+++ Data for the task
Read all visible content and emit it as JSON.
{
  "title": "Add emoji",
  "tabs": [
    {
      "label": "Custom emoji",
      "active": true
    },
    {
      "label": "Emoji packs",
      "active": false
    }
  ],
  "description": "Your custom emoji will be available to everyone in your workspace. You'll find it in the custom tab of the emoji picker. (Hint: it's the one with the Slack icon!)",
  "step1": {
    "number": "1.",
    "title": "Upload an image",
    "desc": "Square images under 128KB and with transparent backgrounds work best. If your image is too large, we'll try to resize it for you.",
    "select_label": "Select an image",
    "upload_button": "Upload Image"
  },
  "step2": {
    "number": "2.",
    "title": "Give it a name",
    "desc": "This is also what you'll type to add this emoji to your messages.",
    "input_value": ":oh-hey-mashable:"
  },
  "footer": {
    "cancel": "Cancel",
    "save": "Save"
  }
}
++++++
§ **Short task**: Copy each line of the data above without altering a single character.

§ **Result of this exercise**:
Read all visible content and emit it as JSON.
{
  "title": "Add emoji",
  "tabs": [
    {
      "label": "Custom emoji",
      "active": true
    },
    {
      "label": "Emoji packs",
      "active": false
    }
  ],
  "description": "Your custom emoji will be available to everyone in your workspace. You'll find it in the custom tab of the emoji picker. (Hint: it's the one with the Slack icon!)",
  "step1": {
    "number": "1.",
    "title": "Upload an image",
    "desc": "Square images under 128KB and with transparent backgrounds work best. If your image is too large, we'll try to resize it for you.",
    "select_label": "Select an image",
    "upload_button": "Upload Image"
  },
  "step2": {
    "number": "2.",
    "title": "Give it a name",
    "desc": "This is also what you'll type to add this emoji to your messages.",
    "input_value": ":oh-hey-mashable:"
  },
  "footer": {
    "cancel": "Cancel",
    "save": "Save"
  }
}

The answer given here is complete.